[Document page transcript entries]
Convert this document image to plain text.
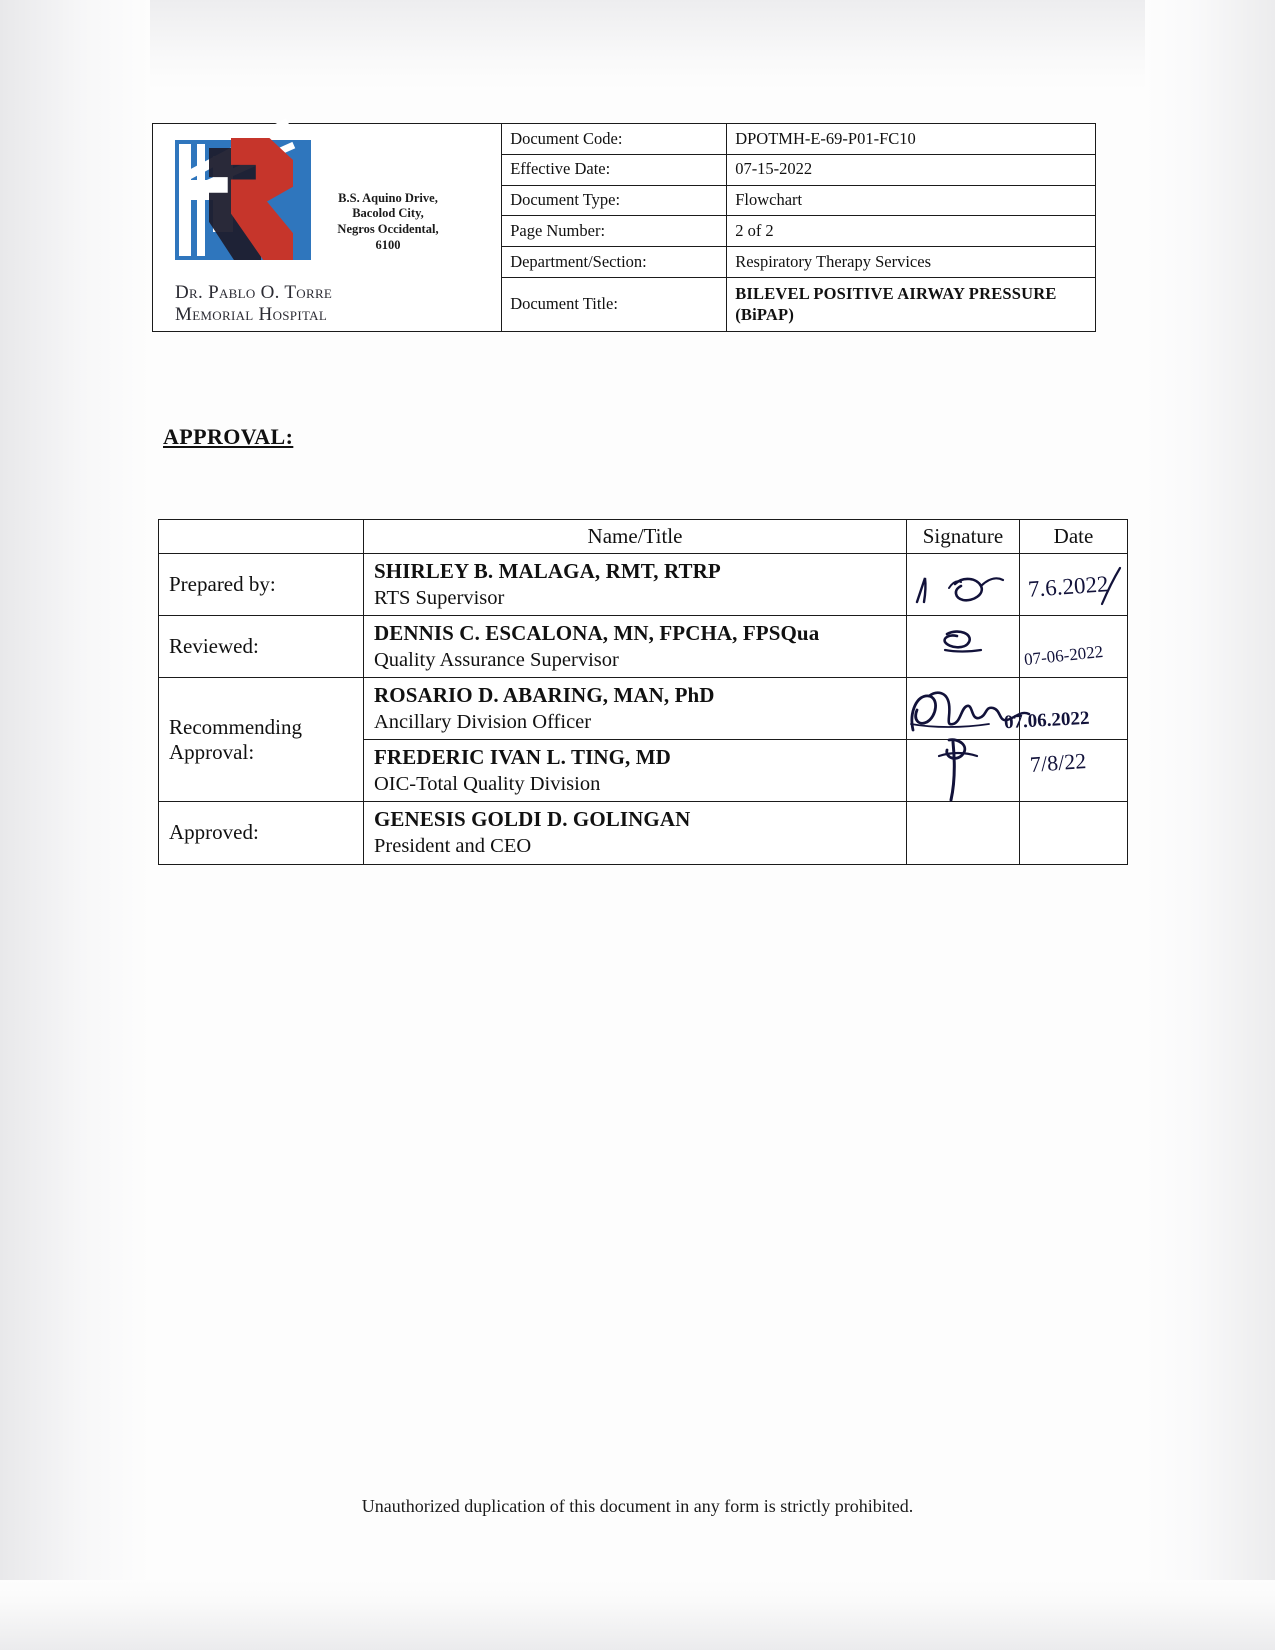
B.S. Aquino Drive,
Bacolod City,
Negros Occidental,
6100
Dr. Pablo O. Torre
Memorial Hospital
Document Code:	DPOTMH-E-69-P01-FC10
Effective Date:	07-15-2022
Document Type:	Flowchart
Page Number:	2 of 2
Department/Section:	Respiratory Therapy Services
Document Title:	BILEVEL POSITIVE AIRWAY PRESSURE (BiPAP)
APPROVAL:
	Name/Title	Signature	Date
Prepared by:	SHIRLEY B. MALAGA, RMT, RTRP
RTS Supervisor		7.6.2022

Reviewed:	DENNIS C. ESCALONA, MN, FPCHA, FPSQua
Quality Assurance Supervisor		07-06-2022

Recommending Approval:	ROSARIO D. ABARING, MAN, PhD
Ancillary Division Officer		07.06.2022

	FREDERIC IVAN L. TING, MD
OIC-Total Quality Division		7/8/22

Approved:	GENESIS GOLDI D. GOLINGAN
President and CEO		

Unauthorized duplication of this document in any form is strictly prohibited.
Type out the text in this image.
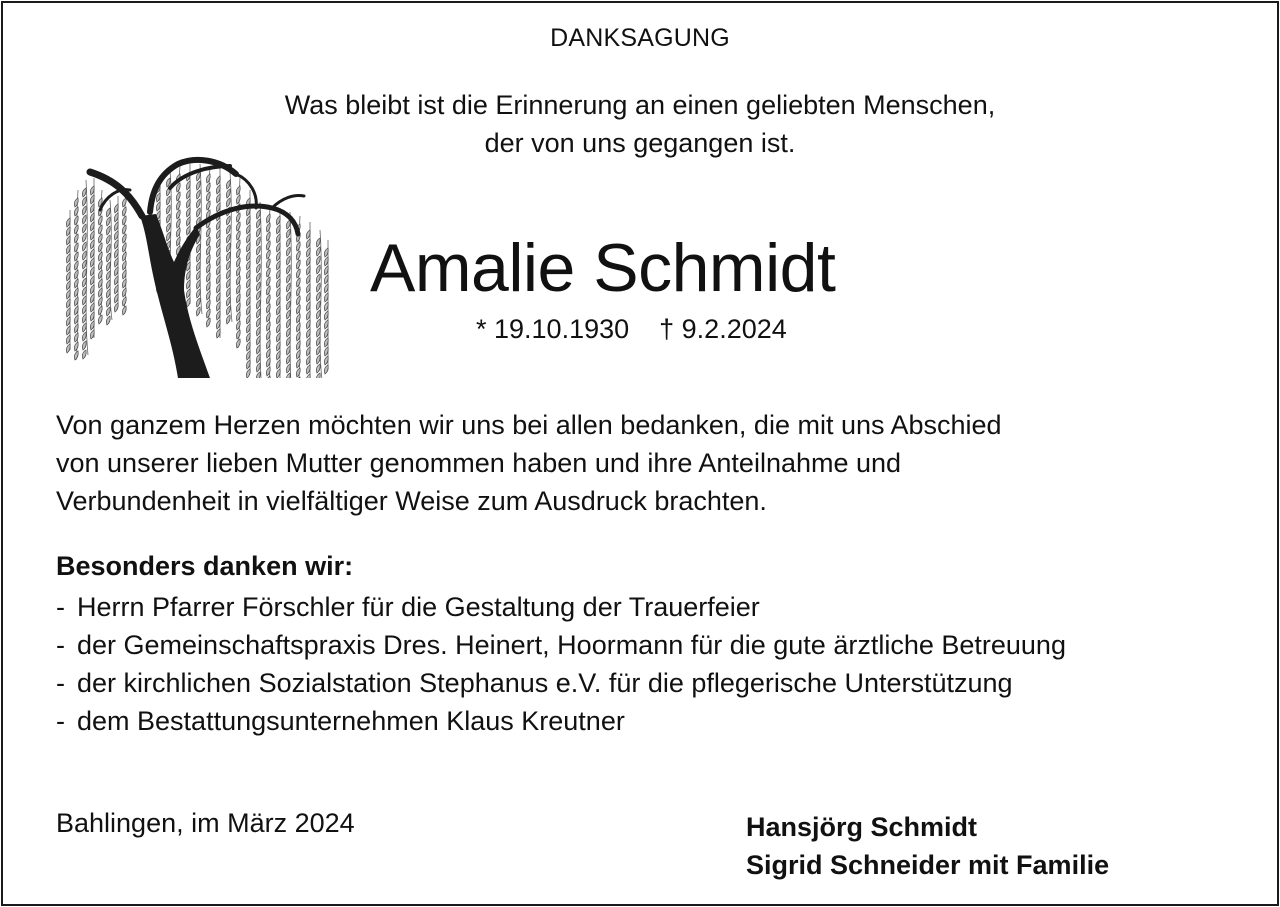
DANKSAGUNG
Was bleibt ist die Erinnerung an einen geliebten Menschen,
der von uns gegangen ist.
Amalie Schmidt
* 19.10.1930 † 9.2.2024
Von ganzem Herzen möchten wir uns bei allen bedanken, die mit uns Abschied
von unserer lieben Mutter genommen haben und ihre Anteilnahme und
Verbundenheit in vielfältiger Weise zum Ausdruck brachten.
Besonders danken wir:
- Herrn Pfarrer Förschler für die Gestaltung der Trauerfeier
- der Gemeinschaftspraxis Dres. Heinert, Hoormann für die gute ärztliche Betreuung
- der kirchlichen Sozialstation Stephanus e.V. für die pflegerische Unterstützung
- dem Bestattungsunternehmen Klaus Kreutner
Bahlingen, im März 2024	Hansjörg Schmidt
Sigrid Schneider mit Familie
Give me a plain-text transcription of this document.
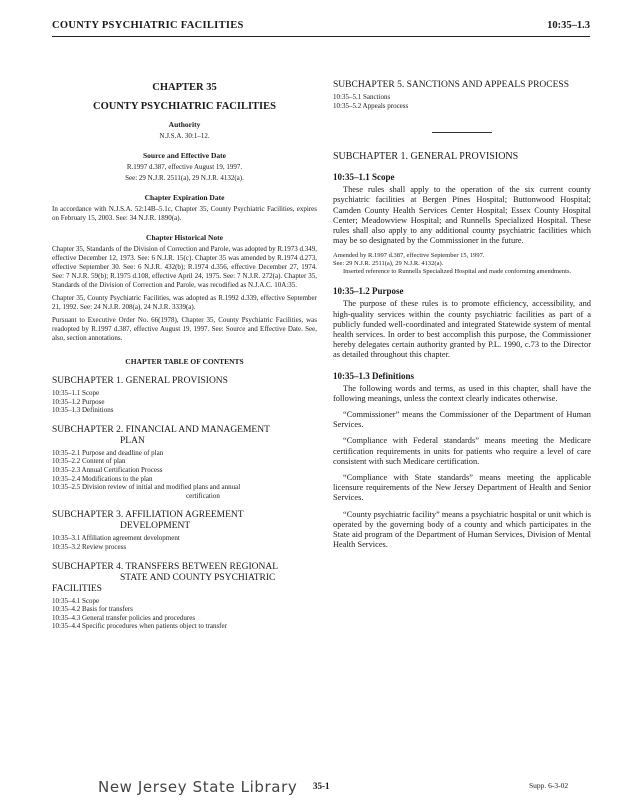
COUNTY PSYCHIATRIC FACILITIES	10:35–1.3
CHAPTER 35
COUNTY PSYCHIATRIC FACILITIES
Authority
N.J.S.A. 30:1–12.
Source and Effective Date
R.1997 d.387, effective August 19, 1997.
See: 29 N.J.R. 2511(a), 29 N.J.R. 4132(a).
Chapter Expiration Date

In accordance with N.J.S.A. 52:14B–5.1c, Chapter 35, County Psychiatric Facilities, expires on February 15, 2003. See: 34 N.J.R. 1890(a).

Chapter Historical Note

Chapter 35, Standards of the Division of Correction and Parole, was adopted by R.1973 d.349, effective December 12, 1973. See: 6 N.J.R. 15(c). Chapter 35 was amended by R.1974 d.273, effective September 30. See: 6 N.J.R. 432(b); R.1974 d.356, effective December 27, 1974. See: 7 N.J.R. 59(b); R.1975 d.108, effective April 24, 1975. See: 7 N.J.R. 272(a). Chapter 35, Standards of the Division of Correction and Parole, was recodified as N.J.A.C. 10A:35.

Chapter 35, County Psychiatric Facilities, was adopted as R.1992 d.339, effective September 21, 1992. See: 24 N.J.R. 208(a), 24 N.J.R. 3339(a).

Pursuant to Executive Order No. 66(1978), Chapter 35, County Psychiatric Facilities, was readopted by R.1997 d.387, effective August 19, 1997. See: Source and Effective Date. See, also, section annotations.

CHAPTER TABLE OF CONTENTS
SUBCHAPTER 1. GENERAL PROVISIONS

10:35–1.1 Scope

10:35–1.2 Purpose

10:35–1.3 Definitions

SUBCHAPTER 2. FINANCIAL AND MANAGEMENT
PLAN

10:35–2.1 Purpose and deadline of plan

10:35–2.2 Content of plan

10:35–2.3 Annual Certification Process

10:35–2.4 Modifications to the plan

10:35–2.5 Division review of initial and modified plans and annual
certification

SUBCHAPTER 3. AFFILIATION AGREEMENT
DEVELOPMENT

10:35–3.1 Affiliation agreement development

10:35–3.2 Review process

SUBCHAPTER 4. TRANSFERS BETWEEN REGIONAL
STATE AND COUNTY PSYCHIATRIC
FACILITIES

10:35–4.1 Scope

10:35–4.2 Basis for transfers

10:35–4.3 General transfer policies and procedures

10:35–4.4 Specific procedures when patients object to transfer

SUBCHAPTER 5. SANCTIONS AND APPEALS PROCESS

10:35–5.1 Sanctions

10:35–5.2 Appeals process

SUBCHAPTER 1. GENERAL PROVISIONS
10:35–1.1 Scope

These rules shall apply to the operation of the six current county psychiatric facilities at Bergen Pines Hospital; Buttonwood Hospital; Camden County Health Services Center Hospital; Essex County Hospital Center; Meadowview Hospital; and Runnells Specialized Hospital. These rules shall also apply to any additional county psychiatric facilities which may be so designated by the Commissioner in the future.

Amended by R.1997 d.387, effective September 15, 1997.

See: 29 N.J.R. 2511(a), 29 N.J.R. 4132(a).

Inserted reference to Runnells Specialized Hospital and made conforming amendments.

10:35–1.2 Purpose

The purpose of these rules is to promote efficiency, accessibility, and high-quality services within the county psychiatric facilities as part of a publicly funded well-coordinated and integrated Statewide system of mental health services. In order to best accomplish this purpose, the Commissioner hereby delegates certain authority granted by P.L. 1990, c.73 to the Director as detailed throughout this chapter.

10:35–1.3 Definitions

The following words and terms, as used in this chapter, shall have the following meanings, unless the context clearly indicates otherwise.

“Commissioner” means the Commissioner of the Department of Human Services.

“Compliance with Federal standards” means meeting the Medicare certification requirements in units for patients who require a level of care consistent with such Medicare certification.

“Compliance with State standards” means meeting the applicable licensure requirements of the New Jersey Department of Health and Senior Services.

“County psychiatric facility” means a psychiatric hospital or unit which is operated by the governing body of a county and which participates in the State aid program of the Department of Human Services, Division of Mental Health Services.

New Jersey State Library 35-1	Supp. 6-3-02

Your instructions:
Return every line of the data above exactly, and omit all pictures.

Answer for the task:
Convert this document image to plain text.
B.S. Aquino Drive,
Bacolod City,
Negros Occidental,
6100
Dr. Pablo O. Torre
Memorial Hospital
Document Code:	DPOTMH-E-69-P01-FC10
Effective Date:	07-15-2022
Document Type:	Flowchart
Page Number:	2 of 2
Department/Section:	Respiratory Therapy Services
Document Title:	BILEVEL POSITIVE AIRWAY PRESSURE (BiPAP)
APPROVAL:
	Name/Title	Signature	Date
Prepared by:	SHIRLEY B. MALAGA, RMT, RTRP
RTS Supervisor		7.6.2022

Reviewed:	DENNIS C. ESCALONA, MN, FPCHA, FPSQua
Quality Assurance Supervisor		07-06-2022

Recommending Approval:	ROSARIO D. ABARING, MAN, PhD
Ancillary Division Officer		07.06.2022

	FREDERIC IVAN L. TING, MD
OIC-Total Quality Division		7/8/22

Approved:	GENESIS GOLDI D. GOLINGAN
President and CEO		

Unauthorized duplication of this document in any form is strictly prohibited.
Type out the text in this image.
DANKSAGUNG
Was bleibt ist die Erinnerung an einen geliebten Menschen,
der von uns gegangen ist.
Amalie Schmidt
* 19.10.1930 † 9.2.2024
Von ganzem Herzen möchten wir uns bei allen bedanken, die mit uns Abschied
von unserer lieben Mutter genommen haben und ihre Anteilnahme und
Verbundenheit in vielfältiger Weise zum Ausdruck brachten.
Besonders danken wir:
- Herrn Pfarrer Förschler für die Gestaltung der Trauerfeier
- der Gemeinschaftspraxis Dres. Heinert, Hoormann für die gute ärztliche Betreuung
- der kirchlichen Sozialstation Stephanus e.V. für die pflegerische Unterstützung
- dem Bestattungsunternehmen Klaus Kreutner
Bahlingen, im März 2024	Hansjörg Schmidt
Sigrid Schneider mit Familie
Give me a plain-text transcription of this document.
COUNTY PSYCHIATRIC FACILITIES	10:35–1.3
CHAPTER 35
COUNTY PSYCHIATRIC FACILITIES
Authority
N.J.S.A. 30:1–12.
Source and Effective Date
R.1997 d.387, effective August 19, 1997.
See: 29 N.J.R. 2511(a), 29 N.J.R. 4132(a).
Chapter Expiration Date

In accordance with N.J.S.A. 52:14B–5.1c, Chapter 35, County Psychiatric Facilities, expires on February 15, 2003. See: 34 N.J.R. 1890(a).

Chapter Historical Note

Chapter 35, Standards of the Division of Correction and Parole, was adopted by R.1973 d.349, effective December 12, 1973. See: 6 N.J.R. 15(c). Chapter 35 was amended by R.1974 d.273, effective September 30. See: 6 N.J.R. 432(b); R.1974 d.356, effective December 27, 1974. See: 7 N.J.R. 59(b); R.1975 d.108, effective April 24, 1975. See: 7 N.J.R. 272(a). Chapter 35, Standards of the Division of Correction and Parole, was recodified as N.J.A.C. 10A:35.

Chapter 35, County Psychiatric Facilities, was adopted as R.1992 d.339, effective September 21, 1992. See: 24 N.J.R. 208(a), 24 N.J.R. 3339(a).

Pursuant to Executive Order No. 66(1978), Chapter 35, County Psychiatric Facilities, was readopted by R.1997 d.387, effective August 19, 1997. See: Source and Effective Date. See, also, section annotations.

CHAPTER TABLE OF CONTENTS
SUBCHAPTER 1. GENERAL PROVISIONS

10:35–1.1 Scope

10:35–1.2 Purpose

10:35–1.3 Definitions

SUBCHAPTER 2. FINANCIAL AND MANAGEMENT
PLAN

10:35–2.1 Purpose and deadline of plan

10:35–2.2 Content of plan

10:35–2.3 Annual Certification Process

10:35–2.4 Modifications to the plan

10:35–2.5 Division review of initial and modified plans and annual
certification

SUBCHAPTER 3. AFFILIATION AGREEMENT
DEVELOPMENT

10:35–3.1 Affiliation agreement development

10:35–3.2 Review process

SUBCHAPTER 4. TRANSFERS BETWEEN REGIONAL
STATE AND COUNTY PSYCHIATRIC
FACILITIES

10:35–4.1 Scope

10:35–4.2 Basis for transfers

10:35–4.3 General transfer policies and procedures

10:35–4.4 Specific procedures when patients object to transfer

SUBCHAPTER 5. SANCTIONS AND APPEALS PROCESS

10:35–5.1 Sanctions

10:35–5.2 Appeals process

SUBCHAPTER 1. GENERAL PROVISIONS
10:35–1.1 Scope

These rules shall apply to the operation of the six current county psychiatric facilities at Bergen Pines Hospital; Buttonwood Hospital; Camden County Health Services Center Hospital; Essex County Hospital Center; Meadowview Hospital; and Runnells Specialized Hospital. These rules shall also apply to any additional county psychiatric facilities which may be so designated by the Commissioner in the future.

Amended by R.1997 d.387, effective September 15, 1997.

See: 29 N.J.R. 2511(a), 29 N.J.R. 4132(a).

Inserted reference to Runnells Specialized Hospital and made conforming amendments.

10:35–1.2 Purpose

The purpose of these rules is to promote efficiency, accessibility, and high-quality services within the county psychiatric facilities as part of a publicly funded well-coordinated and integrated Statewide system of mental health services. In order to best accomplish this purpose, the Commissioner hereby delegates certain authority granted by P.L. 1990, c.73 to the Director as detailed throughout this chapter.

10:35–1.3 Definitions

The following words and terms, as used in this chapter, shall have the following meanings, unless the context clearly indicates otherwise.

“Commissioner” means the Commissioner of the Department of Human Services.

“Compliance with Federal standards” means meeting the Medicare certification requirements in units for patients who require a level of care consistent with such Medicare certification.

“Compliance with State standards” means meeting the applicable licensure requirements of the New Jersey Department of Health and Senior Services.

“County psychiatric facility” means a psychiatric hospital or unit which is operated by the governing body of a county and which participates in the State aid program of the Department of Human Services, Division of Mental Health Services.

New Jersey State Library 35-1	Supp. 6-3-02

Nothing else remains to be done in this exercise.